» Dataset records
··········

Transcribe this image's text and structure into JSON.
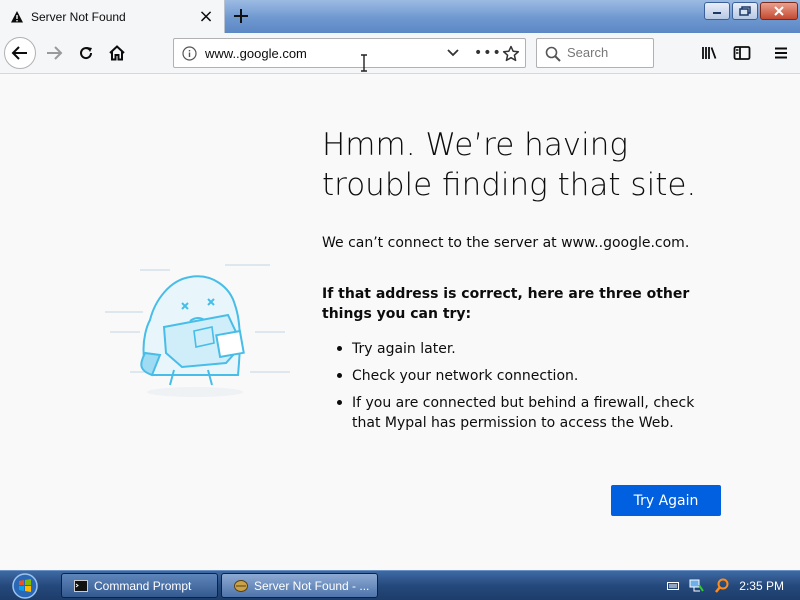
{
  "browser": {
    "tab": {
      "title": "Server Not Found",
      "icon": "warning-icon"
    },
    "new_tab_icon": "plus-icon",
    "url": "www..google.com",
    "search_placeholder": "Search"
  },
  "page": {
    "headline": "Hmm. We’re having trouble finding that site.",
    "description": "We can’t connect to the server at www..google.com.",
    "lead": "If that address is correct, here are three other things you can try:",
    "tips": [
      "Try again later.",
      "Check your network connection.",
      "If you are connected but behind a firewall, check that Mypal has permission to access the Web."
    ],
    "button_label": "Try Again"
  },
  "taskbar": {
    "tasks": [
      {
        "label": "Command Prompt",
        "icon": "command-prompt-icon"
      },
      {
        "label": "Server Not Found - ...",
        "icon": "browser-icon"
      }
    ],
    "clock": "2:35 PM"
  },
  "colors": {
    "accent": "#0060df",
    "page_bg": "#f9f9fa",
    "text": "#0c0c0d"
  }
}
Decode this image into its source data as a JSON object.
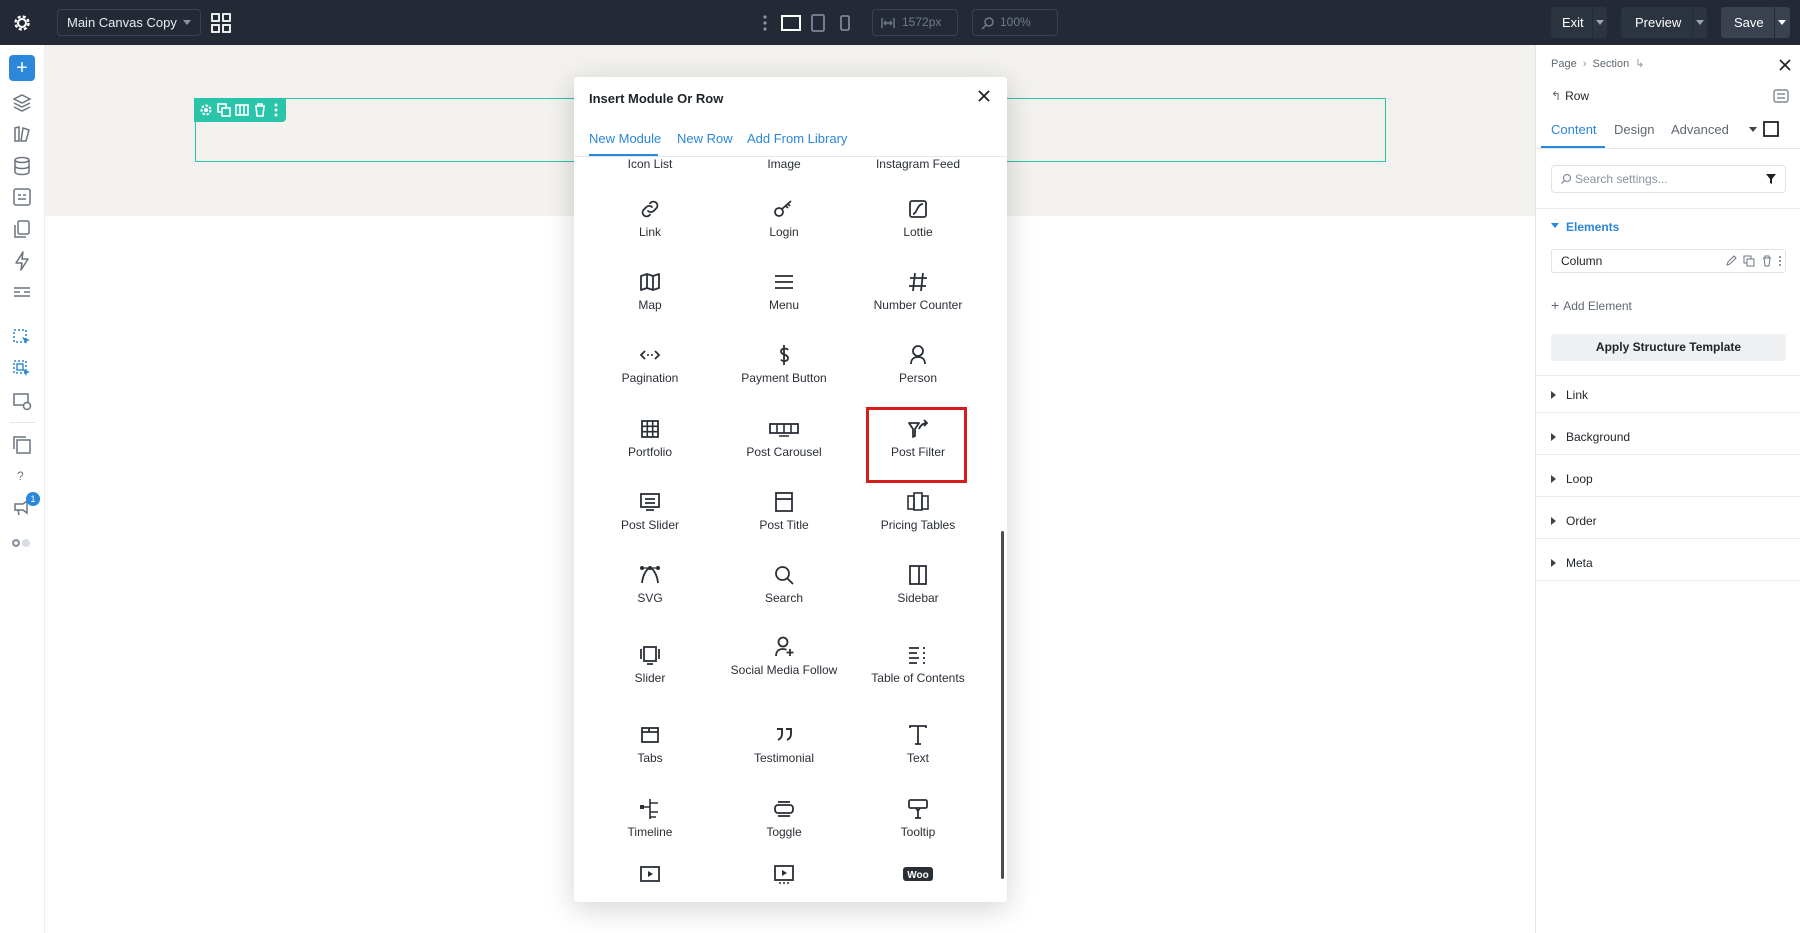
{
  "topbar": {
    "canvas_name": "Main Canvas Copy",
    "width_value": "1572px",
    "zoom_value": "100%",
    "exit_label": "Exit",
    "preview_label": "Preview",
    "save_label": "Save"
  },
  "leftbar": {
    "add_label": "+",
    "help_label": "?",
    "notification_count": "1"
  },
  "modal": {
    "title": "Insert Module Or Row",
    "tabs": [
      "New Module",
      "New Row",
      "Add From Library"
    ],
    "active_tab": "New Module",
    "highlighted_module": "Post Filter",
    "modules": [
      {
        "label": "Icon List",
        "icon": "icon-list-icon"
      },
      {
        "label": "Image",
        "icon": "image-icon"
      },
      {
        "label": "Instagram Feed",
        "icon": "instagram-icon"
      },
      {
        "label": "Link",
        "icon": "link-icon"
      },
      {
        "label": "Login",
        "icon": "key-icon"
      },
      {
        "label": "Lottie",
        "icon": "lottie-icon"
      },
      {
        "label": "Map",
        "icon": "map-icon"
      },
      {
        "label": "Menu",
        "icon": "menu-icon"
      },
      {
        "label": "Number Counter",
        "icon": "hash-icon"
      },
      {
        "label": "Pagination",
        "icon": "pagination-icon"
      },
      {
        "label": "Payment Button",
        "icon": "dollar-icon"
      },
      {
        "label": "Person",
        "icon": "person-icon"
      },
      {
        "label": "Portfolio",
        "icon": "grid-icon"
      },
      {
        "label": "Post Carousel",
        "icon": "carousel-icon"
      },
      {
        "label": "Post Filter",
        "icon": "filter-icon"
      },
      {
        "label": "Post Slider",
        "icon": "post-slider-icon"
      },
      {
        "label": "Post Title",
        "icon": "post-title-icon"
      },
      {
        "label": "Pricing Tables",
        "icon": "pricing-tables-icon"
      },
      {
        "label": "SVG",
        "icon": "svg-icon"
      },
      {
        "label": "Search",
        "icon": "search-icon"
      },
      {
        "label": "Sidebar",
        "icon": "sidebar-icon"
      },
      {
        "label": "Slider",
        "icon": "slider-icon"
      },
      {
        "label": "Social Media Follow",
        "icon": "social-follow-icon"
      },
      {
        "label": "Table of Contents",
        "icon": "table-of-contents-icon"
      },
      {
        "label": "Tabs",
        "icon": "tabs-icon"
      },
      {
        "label": "Testimonial",
        "icon": "quote-icon"
      },
      {
        "label": "Text",
        "icon": "text-icon"
      },
      {
        "label": "Timeline",
        "icon": "timeline-icon"
      },
      {
        "label": "Toggle",
        "icon": "toggle-icon"
      },
      {
        "label": "Tooltip",
        "icon": "tooltip-icon"
      },
      {
        "label": "",
        "icon": "video-icon"
      },
      {
        "label": "",
        "icon": "video-slider-icon"
      },
      {
        "label": "",
        "icon": "woo-icon"
      }
    ]
  },
  "right_panel": {
    "breadcrumb": [
      "Page",
      "Section"
    ],
    "element_name": "Row",
    "tabs": [
      "Content",
      "Design",
      "Advanced"
    ],
    "active_tab": "Content",
    "search_placeholder": "Search settings...",
    "elements_heading": "Elements",
    "column_label": "Column",
    "add_element_label": "Add Element",
    "apply_template_label": "Apply Structure Template",
    "sections": [
      "Link",
      "Background",
      "Loop",
      "Order",
      "Meta"
    ]
  },
  "colors": {
    "topbar": "#232a35",
    "accent_blue": "#2b87da",
    "row_green": "#29c4a9",
    "highlight_red": "#d71c1c",
    "canvas_bg": "#f3f2ef"
  }
}
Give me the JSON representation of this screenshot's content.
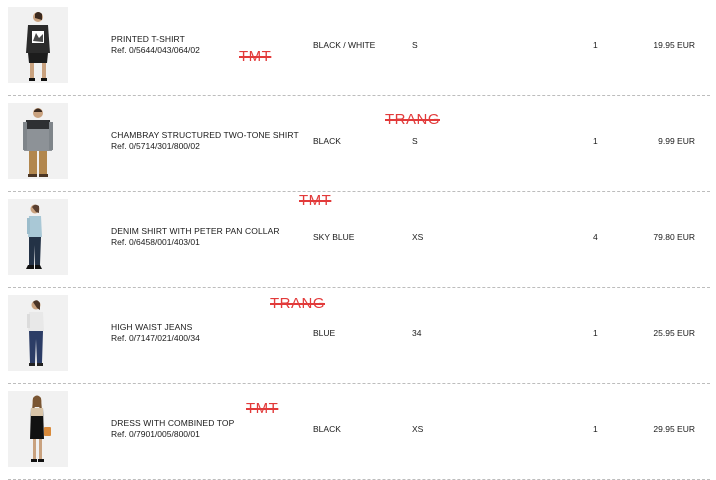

··········

» Given problem
Restate the entire listing word for word, excluding pictures.

» Answer to this problem
Transcribe this image's text and structure into JSON.
{
  "browser": {
    "tab": {
      "title": "Server Not Found",
      "icon": "warning-icon"
    },
    "new_tab_icon": "plus-icon",
    "url": "www..google.com",
    "search_placeholder": "Search"
  },
  "page": {
    "headline": "Hmm. We’re having trouble finding that site.",
    "description": "We can’t connect to the server at www..google.com.",
    "lead": "If that address is correct, here are three other things you can try:",
    "tips": [
      "Try again later.",
      "Check your network connection.",
      "If you are connected but behind a firewall, check that Mypal has permission to access the Web."
    ],
    "button_label": "Try Again"
  },
  "taskbar": {
    "tasks": [
      {
        "label": "Command Prompt",
        "icon": "command-prompt-icon"
      },
      {
        "label": "Server Not Found - ...",
        "icon": "browser-icon"
      }
    ],
    "clock": "2:35 PM"
  },
  "colors": {
    "accent": "#0060df",
    "page_bg": "#f9f9fa",
    "text": "#0c0c0d"
  }
}
Decode this image into its source data as a JSON object.
{
  "topbar": {
    "canvas_name": "Main Canvas Copy",
    "width_value": "1572px",
    "zoom_value": "100%",
    "exit_label": "Exit",
    "preview_label": "Preview",
    "save_label": "Save"
  },
  "leftbar": {
    "add_label": "+",
    "help_label": "?",
    "notification_count": "1"
  },
  "modal": {
    "title": "Insert Module Or Row",
    "tabs": [
      "New Module",
      "New Row",
      "Add From Library"
    ],
    "active_tab": "New Module",
    "highlighted_module": "Post Filter",
    "modules": [
      {
        "label": "Icon List",
        "icon": "icon-list-icon"
      },
      {
        "label": "Image",
        "icon": "image-icon"
      },
      {
        "label": "Instagram Feed",
        "icon": "instagram-icon"
      },
      {
        "label": "Link",
        "icon": "link-icon"
      },
      {
        "label": "Login",
        "icon": "key-icon"
      },
      {
        "label": "Lottie",
        "icon": "lottie-icon"
      },
      {
        "label": "Map",
        "icon": "map-icon"
      },
      {
        "label": "Menu",
        "icon": "menu-icon"
      },
      {
        "label": "Number Counter",
        "icon": "hash-icon"
      },
      {
        "label": "Pagination",
        "icon": "pagination-icon"
      },
      {
        "label": "Payment Button",
        "icon": "dollar-icon"
      },
      {
        "label": "Person",
        "icon": "person-icon"
      },
      {
        "label": "Portfolio",
        "icon": "grid-icon"
      },
      {
        "label": "Post Carousel",
        "icon": "carousel-icon"
      },
      {
        "label": "Post Filter",
        "icon": "filter-icon"
      },
      {
        "label": "Post Slider",
        "icon": "post-slider-icon"
      },
      {
        "label": "Post Title",
        "icon": "post-title-icon"
      },
      {
        "label": "Pricing Tables",
        "icon": "pricing-tables-icon"
      },
      {
        "label": "SVG",
        "icon": "svg-icon"
      },
      {
        "label": "Search",
        "icon": "search-icon"
      },
      {
        "label": "Sidebar",
        "icon": "sidebar-icon"
      },
      {
        "label": "Slider",
        "icon": "slider-icon"
      },
      {
        "label": "Social Media Follow",
        "icon": "social-follow-icon"
      },
      {
        "label": "Table of Contents",
        "icon": "table-of-contents-icon"
      },
      {
        "label": "Tabs",
        "icon": "tabs-icon"
      },
      {
        "label": "Testimonial",
        "icon": "quote-icon"
      },
      {
        "label": "Text",
        "icon": "text-icon"
      },
      {
        "label": "Timeline",
        "icon": "timeline-icon"
      },
      {
        "label": "Toggle",
        "icon": "toggle-icon"
      },
      {
        "label": "Tooltip",
        "icon": "tooltip-icon"
      },
      {
        "label": "",
        "icon": "video-icon"
      },
      {
        "label": "",
        "icon": "video-slider-icon"
      },
      {
        "label": "",
        "icon": "woo-icon"
      }
    ]
  },
  "right_panel": {
    "breadcrumb": [
      "Page",
      "Section"
    ],
    "element_name": "Row",
    "tabs": [
      "Content",
      "Design",
      "Advanced"
    ],
    "active_tab": "Content",
    "search_placeholder": "Search settings...",
    "elements_heading": "Elements",
    "column_label": "Column",
    "add_element_label": "Add Element",
    "apply_template_label": "Apply Structure Template",
    "sections": [
      "Link",
      "Background",
      "Loop",
      "Order",
      "Meta"
    ]
  },
  "colors": {
    "topbar": "#232a35",
    "accent_blue": "#2b87da",
    "row_green": "#29c4a9",
    "highlight_red": "#d71c1c",
    "canvas_bg": "#f3f2ef"
  }
}
Give me the JSON representation of this screenshot's content.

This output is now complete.